◆ Task to carry out ◆
Please substitute "tr" for "table-row" in the data, starting at the very beginning and ending at the line containing "cell-ex xyxy=(65,609,139,638)", and output those lines with no other changes.

[Dataset rows]
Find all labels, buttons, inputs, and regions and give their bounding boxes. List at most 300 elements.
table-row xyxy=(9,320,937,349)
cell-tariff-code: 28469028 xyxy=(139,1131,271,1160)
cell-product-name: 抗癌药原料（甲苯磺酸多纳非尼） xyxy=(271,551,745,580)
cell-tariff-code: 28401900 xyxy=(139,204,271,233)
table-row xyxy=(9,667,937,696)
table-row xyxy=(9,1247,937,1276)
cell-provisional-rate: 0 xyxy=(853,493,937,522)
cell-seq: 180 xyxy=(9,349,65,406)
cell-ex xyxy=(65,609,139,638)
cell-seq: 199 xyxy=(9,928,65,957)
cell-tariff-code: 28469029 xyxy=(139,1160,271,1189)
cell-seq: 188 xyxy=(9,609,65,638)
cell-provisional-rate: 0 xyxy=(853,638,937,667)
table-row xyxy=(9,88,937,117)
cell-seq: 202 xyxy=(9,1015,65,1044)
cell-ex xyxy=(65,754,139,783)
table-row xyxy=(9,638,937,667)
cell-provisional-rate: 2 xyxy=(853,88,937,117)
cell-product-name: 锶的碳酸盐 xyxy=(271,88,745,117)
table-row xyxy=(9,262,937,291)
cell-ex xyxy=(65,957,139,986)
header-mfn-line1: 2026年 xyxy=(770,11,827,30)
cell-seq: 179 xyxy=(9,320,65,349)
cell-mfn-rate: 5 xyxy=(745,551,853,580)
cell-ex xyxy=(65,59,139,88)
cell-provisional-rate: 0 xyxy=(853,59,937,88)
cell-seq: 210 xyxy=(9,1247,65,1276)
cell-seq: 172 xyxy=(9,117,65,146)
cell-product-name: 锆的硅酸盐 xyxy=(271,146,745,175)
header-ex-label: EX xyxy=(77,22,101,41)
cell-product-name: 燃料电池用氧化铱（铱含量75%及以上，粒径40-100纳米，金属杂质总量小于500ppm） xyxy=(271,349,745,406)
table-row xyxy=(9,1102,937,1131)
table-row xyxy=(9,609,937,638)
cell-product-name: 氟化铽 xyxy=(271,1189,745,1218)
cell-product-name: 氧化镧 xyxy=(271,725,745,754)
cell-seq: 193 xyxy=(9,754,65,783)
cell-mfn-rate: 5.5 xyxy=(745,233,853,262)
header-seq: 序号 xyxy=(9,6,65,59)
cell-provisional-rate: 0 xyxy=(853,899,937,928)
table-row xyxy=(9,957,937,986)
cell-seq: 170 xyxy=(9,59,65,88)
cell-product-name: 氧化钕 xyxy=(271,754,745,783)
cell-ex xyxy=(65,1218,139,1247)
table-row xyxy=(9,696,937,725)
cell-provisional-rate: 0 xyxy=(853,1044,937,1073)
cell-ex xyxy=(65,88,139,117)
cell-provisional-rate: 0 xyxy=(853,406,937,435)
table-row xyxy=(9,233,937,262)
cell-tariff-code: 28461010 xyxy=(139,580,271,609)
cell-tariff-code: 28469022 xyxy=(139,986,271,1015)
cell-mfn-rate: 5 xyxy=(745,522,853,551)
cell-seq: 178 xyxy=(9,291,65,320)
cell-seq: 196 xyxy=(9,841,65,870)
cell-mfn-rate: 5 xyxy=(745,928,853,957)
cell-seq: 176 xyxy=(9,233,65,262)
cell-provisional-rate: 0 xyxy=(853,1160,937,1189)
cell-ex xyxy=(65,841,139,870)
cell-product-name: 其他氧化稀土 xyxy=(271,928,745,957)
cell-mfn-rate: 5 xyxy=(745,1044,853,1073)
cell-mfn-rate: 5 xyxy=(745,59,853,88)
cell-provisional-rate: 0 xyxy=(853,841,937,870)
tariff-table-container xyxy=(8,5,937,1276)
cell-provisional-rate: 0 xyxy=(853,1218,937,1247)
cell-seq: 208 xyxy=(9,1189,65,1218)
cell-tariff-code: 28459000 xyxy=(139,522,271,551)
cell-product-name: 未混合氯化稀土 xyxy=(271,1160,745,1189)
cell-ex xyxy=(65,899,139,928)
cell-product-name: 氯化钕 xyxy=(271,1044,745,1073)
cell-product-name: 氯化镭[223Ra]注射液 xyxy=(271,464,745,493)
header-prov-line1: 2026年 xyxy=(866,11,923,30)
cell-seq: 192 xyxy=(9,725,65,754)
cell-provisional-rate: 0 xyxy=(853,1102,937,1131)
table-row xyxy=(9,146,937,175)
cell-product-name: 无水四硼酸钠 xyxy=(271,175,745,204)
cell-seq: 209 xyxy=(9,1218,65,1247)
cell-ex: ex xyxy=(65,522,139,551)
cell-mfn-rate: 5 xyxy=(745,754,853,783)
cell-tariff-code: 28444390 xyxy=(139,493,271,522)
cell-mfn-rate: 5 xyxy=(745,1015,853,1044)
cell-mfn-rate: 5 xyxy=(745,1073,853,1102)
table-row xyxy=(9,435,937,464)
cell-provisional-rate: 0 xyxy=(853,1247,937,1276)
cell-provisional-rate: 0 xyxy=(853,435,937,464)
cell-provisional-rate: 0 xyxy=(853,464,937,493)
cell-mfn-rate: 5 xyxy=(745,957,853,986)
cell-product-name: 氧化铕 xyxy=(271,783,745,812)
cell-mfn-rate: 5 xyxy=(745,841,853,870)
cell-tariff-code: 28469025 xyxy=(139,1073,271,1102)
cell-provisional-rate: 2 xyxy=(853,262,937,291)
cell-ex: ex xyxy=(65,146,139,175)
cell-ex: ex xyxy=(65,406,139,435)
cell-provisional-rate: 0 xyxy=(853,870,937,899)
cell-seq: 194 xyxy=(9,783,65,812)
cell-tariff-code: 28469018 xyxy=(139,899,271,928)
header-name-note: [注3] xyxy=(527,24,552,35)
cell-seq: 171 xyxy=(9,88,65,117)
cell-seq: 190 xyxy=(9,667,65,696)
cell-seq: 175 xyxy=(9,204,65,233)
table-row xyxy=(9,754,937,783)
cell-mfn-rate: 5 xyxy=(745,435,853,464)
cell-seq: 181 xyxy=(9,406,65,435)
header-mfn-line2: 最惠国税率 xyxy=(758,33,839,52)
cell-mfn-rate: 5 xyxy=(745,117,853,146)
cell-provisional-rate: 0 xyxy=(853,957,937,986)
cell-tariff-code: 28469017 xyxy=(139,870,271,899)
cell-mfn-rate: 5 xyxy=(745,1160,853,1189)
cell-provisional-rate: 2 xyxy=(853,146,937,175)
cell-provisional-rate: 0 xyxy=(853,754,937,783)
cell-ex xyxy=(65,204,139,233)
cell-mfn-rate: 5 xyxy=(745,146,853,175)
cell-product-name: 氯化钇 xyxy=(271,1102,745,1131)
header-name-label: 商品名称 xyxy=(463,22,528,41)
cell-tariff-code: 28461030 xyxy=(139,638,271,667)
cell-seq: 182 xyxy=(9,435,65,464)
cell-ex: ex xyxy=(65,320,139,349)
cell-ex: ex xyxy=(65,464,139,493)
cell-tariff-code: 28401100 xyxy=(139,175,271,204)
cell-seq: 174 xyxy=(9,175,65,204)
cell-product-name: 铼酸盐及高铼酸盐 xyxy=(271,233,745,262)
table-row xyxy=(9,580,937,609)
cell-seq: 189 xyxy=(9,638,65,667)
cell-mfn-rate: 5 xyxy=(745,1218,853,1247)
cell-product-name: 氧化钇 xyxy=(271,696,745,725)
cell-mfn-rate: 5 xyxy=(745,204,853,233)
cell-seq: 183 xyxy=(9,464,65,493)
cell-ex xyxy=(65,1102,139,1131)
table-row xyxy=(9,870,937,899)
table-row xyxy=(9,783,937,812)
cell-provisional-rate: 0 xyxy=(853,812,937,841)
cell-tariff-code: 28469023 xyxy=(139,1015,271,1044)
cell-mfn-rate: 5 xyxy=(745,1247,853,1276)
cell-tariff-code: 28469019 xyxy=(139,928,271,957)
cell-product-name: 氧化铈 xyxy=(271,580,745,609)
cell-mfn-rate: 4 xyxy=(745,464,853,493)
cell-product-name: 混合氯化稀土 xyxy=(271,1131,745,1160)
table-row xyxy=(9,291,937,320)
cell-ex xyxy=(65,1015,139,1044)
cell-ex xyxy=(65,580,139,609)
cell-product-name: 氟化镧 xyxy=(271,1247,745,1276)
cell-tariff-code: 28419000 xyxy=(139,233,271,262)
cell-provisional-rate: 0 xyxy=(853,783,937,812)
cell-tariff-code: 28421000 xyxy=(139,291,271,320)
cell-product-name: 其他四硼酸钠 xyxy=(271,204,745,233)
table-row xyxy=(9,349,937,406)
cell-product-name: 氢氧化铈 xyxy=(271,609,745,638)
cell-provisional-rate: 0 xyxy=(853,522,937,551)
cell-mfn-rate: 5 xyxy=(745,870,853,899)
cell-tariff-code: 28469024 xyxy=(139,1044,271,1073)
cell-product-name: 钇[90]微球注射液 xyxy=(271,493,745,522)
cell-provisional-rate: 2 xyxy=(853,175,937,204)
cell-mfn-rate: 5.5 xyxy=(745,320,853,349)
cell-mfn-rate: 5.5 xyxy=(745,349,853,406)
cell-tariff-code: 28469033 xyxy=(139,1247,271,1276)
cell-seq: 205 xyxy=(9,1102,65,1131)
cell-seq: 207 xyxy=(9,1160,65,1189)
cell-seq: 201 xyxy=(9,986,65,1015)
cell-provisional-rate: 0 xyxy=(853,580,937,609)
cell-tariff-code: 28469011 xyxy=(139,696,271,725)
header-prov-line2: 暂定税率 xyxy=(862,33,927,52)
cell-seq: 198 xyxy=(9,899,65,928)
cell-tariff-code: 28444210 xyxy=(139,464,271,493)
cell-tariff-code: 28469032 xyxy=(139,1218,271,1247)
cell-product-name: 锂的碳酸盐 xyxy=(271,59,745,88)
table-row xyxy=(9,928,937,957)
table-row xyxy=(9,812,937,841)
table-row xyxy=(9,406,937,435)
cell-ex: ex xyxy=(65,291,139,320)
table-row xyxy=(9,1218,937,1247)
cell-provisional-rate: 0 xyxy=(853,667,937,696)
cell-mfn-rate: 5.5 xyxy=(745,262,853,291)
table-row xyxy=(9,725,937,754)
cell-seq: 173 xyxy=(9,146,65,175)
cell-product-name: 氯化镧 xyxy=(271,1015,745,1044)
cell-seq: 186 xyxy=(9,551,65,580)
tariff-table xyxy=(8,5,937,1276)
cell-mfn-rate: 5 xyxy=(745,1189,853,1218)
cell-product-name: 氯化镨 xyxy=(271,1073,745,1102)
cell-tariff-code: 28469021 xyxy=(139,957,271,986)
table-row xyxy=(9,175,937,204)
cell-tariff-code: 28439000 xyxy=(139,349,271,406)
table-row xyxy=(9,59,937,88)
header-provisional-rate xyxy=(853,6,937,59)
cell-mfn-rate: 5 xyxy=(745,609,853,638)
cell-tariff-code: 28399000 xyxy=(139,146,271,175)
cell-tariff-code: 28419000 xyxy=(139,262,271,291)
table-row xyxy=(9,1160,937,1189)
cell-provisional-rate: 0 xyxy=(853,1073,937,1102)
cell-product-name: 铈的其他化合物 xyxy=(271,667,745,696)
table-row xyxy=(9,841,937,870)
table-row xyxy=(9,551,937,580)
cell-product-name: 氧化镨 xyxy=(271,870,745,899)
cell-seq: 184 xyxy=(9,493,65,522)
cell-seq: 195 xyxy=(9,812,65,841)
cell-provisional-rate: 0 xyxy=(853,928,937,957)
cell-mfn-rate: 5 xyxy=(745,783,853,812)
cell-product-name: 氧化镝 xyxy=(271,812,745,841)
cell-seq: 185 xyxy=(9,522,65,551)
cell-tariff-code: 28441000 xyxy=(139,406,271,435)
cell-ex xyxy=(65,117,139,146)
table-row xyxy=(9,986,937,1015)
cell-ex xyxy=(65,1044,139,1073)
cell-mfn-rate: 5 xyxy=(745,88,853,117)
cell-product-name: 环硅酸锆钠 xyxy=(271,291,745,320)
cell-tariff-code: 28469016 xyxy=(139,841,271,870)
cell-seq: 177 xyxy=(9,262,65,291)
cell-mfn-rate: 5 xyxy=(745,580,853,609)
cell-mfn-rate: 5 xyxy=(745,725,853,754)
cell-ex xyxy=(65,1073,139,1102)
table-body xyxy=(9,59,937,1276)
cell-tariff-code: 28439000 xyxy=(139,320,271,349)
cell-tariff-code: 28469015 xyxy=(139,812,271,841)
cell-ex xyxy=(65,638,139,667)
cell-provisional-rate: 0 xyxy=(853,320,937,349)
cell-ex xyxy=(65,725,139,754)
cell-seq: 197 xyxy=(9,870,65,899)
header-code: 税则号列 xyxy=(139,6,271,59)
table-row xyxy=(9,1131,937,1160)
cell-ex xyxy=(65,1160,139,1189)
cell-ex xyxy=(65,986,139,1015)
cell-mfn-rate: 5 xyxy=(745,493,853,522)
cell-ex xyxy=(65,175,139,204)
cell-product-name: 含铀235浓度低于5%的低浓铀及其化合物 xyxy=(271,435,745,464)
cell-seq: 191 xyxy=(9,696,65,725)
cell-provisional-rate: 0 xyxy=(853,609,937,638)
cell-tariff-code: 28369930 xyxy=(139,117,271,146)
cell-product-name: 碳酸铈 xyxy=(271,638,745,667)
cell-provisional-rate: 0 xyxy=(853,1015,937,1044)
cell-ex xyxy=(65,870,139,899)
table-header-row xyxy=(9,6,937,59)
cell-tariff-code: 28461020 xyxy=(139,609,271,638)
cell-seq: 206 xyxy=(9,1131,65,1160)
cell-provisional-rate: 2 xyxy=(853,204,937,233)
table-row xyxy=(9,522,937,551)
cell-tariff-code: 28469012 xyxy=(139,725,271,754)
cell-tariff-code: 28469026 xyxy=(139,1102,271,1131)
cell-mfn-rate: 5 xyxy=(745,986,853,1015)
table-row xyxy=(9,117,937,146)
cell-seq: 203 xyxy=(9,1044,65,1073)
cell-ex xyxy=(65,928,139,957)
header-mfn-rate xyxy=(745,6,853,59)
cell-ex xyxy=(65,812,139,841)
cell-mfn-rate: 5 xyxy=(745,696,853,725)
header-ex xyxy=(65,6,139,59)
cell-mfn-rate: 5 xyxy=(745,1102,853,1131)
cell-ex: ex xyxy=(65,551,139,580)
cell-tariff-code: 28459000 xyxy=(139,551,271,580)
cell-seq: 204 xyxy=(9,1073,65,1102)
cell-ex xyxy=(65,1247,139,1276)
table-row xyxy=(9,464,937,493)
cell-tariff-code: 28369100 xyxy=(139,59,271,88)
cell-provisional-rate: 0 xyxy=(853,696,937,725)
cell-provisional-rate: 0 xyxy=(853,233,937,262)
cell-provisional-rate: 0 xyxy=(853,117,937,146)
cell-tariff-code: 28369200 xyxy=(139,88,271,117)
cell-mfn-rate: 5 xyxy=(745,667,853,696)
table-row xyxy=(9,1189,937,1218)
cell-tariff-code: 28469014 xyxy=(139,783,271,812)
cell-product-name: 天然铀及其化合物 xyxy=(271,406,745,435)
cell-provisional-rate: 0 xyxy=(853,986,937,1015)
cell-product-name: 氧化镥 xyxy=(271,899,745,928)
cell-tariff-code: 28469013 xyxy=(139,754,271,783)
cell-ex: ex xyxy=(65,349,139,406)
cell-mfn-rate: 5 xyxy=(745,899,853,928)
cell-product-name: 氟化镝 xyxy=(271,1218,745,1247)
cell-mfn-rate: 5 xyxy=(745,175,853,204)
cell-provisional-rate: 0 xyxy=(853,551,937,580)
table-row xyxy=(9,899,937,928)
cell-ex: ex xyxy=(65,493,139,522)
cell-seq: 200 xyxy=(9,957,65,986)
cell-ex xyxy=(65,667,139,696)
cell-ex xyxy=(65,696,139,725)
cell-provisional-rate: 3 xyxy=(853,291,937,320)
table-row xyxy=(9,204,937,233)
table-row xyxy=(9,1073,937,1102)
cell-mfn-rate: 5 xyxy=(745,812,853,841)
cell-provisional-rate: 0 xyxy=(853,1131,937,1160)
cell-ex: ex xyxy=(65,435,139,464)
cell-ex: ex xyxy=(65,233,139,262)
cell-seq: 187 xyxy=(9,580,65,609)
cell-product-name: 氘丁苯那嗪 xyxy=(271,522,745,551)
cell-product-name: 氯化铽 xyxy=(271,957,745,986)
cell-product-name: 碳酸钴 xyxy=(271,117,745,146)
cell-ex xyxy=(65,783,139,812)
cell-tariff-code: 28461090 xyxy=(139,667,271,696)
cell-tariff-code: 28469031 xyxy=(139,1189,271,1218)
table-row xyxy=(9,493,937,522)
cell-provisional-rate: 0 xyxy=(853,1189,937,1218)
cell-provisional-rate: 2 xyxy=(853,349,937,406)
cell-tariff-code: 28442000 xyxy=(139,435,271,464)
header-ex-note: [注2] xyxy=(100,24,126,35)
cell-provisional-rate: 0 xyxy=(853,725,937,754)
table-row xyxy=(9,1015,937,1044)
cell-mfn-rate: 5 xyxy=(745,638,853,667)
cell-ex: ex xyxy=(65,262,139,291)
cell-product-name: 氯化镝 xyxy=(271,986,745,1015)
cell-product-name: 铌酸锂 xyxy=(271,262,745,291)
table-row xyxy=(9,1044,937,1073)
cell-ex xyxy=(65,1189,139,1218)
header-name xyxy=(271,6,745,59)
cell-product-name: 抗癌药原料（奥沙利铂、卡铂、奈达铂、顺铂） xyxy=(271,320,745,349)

◆ Written reply ◆
Find all labels, buttons, inputs, and regions and give their bounding boxes. List at most 300 elements.
tr xyxy=(9,320,937,349)
cell-tariff-code: 28469028 xyxy=(139,1131,271,1160)
cell-product-name: 抗癌药原料（甲苯磺酸多纳非尼） xyxy=(271,551,745,580)
cell-tariff-code: 28401900 xyxy=(139,204,271,233)
tr xyxy=(9,667,937,696)
tr xyxy=(9,1247,937,1276)
cell-provisional-rate: 0 xyxy=(853,493,937,522)
cell-seq: 180 xyxy=(9,349,65,406)
cell-ex xyxy=(65,609,139,638)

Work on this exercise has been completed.